_To be done_: Look for "Summer" in the listing below. Gather each line that contains it.

┄┄┄┄┄┄┄┄┄┄

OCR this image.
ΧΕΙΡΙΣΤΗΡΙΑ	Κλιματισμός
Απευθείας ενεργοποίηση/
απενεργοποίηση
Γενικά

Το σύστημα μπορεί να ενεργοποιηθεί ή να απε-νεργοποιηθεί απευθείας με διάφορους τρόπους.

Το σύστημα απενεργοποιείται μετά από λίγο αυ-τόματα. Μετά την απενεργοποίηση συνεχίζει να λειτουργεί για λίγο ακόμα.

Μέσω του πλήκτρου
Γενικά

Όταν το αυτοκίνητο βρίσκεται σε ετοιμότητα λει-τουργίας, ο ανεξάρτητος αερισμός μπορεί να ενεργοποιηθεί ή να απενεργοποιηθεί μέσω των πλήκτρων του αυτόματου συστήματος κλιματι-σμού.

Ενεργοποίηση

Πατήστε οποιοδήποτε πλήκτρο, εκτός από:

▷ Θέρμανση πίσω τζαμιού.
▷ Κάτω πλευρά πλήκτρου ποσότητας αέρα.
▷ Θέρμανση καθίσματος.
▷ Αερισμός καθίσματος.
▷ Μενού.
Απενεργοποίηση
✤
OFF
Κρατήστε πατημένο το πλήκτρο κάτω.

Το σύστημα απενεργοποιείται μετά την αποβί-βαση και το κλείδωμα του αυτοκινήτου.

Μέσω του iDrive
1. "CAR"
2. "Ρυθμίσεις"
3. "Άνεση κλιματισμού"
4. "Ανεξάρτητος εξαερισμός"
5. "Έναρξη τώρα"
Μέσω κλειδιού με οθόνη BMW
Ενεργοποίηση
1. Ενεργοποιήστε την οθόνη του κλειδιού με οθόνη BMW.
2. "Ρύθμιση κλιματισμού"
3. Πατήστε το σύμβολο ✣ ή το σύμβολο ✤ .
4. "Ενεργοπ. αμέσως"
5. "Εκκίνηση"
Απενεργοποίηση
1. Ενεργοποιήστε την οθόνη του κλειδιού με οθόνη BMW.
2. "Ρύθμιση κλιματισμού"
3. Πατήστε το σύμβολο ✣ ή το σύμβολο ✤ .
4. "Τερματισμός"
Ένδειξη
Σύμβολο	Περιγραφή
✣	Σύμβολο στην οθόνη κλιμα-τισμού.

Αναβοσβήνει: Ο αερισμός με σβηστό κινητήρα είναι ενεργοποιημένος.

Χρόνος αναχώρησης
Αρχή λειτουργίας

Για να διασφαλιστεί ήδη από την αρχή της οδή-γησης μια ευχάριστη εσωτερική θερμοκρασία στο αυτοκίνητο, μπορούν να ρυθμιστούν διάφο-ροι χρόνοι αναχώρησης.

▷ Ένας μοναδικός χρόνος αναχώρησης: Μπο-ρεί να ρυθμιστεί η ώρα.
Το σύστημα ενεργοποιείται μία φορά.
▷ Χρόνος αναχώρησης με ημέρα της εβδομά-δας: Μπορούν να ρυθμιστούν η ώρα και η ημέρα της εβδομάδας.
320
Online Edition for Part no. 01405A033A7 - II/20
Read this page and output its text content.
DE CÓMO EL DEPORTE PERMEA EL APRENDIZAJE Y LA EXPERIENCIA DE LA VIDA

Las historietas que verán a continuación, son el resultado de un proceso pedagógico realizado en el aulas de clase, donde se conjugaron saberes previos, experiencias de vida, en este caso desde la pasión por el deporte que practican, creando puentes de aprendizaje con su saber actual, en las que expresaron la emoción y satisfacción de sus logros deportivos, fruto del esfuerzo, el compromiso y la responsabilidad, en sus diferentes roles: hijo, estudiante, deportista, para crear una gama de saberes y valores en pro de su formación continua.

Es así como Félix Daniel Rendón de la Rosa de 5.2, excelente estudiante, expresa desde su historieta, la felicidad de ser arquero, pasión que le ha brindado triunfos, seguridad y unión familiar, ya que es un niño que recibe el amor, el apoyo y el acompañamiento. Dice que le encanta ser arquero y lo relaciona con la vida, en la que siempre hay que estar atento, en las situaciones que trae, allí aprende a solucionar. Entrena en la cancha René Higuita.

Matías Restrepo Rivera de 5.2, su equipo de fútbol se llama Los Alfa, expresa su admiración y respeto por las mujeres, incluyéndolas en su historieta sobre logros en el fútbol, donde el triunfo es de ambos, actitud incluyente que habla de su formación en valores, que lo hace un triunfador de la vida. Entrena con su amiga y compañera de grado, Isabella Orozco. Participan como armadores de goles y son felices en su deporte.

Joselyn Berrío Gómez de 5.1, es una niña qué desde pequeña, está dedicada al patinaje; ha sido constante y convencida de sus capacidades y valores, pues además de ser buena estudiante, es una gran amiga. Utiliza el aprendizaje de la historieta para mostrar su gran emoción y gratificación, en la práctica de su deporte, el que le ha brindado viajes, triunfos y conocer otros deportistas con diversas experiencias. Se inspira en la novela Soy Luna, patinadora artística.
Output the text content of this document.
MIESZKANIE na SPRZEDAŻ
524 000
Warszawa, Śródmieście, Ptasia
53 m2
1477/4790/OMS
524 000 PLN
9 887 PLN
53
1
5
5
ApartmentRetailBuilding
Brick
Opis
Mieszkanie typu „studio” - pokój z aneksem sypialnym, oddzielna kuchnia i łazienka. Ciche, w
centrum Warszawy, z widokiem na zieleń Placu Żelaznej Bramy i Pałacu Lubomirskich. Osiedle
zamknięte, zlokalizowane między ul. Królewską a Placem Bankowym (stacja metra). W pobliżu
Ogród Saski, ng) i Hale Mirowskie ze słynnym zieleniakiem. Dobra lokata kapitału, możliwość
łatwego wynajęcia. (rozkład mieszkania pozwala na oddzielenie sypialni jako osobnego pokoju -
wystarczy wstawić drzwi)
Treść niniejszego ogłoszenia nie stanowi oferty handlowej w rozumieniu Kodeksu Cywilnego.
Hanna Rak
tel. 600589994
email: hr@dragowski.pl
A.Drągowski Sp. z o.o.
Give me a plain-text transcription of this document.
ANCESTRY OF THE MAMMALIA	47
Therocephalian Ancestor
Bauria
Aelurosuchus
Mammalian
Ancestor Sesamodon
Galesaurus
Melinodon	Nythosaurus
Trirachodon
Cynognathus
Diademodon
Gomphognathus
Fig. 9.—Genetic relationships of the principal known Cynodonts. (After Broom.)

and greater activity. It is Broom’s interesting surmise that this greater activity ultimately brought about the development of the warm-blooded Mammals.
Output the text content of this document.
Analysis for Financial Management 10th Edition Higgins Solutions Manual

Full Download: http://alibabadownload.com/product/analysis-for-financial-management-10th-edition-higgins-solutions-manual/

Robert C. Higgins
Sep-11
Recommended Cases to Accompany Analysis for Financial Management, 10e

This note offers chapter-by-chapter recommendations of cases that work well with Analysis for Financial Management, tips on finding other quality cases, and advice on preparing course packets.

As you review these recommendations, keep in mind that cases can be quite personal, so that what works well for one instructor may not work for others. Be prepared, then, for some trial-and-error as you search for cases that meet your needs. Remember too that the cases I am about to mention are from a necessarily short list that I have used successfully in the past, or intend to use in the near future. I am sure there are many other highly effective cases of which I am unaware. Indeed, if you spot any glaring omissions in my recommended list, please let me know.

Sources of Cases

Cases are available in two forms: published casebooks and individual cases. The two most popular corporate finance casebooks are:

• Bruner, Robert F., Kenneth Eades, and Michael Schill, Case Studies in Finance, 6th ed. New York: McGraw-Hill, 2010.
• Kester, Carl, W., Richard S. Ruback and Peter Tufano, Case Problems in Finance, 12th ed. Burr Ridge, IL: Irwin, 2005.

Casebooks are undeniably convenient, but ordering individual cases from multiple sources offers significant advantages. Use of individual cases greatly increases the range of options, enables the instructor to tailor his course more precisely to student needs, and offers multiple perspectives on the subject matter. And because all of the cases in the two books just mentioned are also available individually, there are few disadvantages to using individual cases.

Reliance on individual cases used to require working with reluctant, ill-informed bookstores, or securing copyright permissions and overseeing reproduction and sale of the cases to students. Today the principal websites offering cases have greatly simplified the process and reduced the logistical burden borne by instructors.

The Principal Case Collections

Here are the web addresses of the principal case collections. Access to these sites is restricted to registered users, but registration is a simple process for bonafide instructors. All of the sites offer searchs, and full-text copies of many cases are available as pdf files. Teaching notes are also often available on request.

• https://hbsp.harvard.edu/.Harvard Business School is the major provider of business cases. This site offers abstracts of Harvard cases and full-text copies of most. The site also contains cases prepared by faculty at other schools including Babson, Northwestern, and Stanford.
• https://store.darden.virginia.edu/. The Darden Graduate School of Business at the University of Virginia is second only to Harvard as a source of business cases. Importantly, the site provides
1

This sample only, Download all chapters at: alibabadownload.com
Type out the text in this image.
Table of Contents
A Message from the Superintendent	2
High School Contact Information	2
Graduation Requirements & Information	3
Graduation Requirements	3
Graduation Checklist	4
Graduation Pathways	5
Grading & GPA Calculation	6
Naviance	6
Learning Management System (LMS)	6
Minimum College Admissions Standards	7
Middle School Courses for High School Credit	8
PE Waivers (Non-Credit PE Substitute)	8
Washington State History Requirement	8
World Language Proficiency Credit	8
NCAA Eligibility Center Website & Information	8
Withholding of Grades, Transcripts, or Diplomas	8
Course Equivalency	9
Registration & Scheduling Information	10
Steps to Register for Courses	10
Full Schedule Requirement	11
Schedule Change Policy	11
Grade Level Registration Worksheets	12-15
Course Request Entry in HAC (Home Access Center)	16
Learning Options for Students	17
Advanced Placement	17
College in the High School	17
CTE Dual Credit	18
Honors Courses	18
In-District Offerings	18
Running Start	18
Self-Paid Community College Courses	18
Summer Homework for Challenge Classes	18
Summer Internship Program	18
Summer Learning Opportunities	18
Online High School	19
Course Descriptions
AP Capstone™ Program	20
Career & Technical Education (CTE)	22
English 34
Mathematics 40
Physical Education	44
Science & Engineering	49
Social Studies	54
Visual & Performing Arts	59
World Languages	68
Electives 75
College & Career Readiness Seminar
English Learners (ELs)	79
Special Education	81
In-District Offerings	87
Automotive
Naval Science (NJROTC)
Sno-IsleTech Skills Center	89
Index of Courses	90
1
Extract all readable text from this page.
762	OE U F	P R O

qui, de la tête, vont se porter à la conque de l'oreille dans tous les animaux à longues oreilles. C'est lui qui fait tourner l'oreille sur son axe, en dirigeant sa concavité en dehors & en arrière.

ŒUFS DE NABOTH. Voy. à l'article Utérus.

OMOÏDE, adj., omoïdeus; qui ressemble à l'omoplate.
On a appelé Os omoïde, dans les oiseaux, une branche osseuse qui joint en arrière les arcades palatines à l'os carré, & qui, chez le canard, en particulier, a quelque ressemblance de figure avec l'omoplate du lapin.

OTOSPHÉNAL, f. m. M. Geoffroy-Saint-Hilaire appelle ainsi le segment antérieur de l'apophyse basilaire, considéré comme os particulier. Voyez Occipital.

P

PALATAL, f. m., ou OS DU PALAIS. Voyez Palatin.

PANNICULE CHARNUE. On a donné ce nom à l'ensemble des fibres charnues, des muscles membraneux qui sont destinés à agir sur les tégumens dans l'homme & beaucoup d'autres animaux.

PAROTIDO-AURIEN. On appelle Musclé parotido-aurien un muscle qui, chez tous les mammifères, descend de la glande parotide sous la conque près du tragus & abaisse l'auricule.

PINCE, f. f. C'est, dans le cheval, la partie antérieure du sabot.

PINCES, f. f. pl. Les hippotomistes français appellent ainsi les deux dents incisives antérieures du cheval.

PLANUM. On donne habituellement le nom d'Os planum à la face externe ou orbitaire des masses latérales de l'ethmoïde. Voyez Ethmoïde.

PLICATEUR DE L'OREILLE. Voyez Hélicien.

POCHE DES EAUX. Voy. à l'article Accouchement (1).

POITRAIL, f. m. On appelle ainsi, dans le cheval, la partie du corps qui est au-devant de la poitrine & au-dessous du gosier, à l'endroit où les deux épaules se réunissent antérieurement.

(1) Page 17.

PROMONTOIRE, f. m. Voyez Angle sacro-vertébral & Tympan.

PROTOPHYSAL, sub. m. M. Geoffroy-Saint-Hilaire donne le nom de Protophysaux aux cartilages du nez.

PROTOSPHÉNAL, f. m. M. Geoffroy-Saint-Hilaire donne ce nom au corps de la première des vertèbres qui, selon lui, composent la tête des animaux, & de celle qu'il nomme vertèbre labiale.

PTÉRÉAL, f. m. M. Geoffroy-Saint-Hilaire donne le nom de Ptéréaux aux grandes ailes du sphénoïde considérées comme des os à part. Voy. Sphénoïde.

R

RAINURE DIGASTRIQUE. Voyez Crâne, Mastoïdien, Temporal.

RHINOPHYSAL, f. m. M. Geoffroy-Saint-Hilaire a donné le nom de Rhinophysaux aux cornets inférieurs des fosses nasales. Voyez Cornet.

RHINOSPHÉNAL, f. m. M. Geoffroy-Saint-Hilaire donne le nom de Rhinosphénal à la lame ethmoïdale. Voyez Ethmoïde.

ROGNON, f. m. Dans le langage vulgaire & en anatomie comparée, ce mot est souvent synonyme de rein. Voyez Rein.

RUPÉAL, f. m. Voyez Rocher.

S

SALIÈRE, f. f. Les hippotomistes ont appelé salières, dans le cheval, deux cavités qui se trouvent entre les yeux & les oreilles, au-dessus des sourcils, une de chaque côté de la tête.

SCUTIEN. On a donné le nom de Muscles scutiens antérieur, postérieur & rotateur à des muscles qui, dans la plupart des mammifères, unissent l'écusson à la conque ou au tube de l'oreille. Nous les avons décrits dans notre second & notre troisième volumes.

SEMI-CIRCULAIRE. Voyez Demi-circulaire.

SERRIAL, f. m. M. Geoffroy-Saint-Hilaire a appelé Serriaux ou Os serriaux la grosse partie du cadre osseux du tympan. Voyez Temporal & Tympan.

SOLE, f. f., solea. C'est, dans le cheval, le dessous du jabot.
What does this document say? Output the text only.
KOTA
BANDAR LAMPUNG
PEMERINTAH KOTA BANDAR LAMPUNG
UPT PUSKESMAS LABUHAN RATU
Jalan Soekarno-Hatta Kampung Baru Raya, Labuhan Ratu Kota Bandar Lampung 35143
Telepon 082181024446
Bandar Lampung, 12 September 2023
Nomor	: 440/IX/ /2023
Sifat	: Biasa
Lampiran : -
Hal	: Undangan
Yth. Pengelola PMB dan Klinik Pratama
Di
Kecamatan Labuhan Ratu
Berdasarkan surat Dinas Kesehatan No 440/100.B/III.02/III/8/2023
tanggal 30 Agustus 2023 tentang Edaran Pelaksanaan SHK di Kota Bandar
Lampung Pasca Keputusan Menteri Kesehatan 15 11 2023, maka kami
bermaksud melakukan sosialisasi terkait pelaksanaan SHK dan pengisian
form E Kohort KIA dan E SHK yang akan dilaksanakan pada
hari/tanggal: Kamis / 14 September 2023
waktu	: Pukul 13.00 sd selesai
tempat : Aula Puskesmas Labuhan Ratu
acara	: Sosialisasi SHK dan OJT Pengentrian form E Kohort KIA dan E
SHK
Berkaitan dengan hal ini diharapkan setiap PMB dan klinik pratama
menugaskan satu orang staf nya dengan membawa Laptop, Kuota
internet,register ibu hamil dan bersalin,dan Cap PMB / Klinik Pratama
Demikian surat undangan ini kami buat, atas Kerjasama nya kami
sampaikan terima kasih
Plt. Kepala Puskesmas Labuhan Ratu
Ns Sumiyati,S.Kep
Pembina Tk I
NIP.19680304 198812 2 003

┄┄┄┄┄┄┄┄┄┄

_Answer for the task_:
Summer Homework for Challenge Classes	18
Summer Internship Program	18
Summer Learning Opportunities	18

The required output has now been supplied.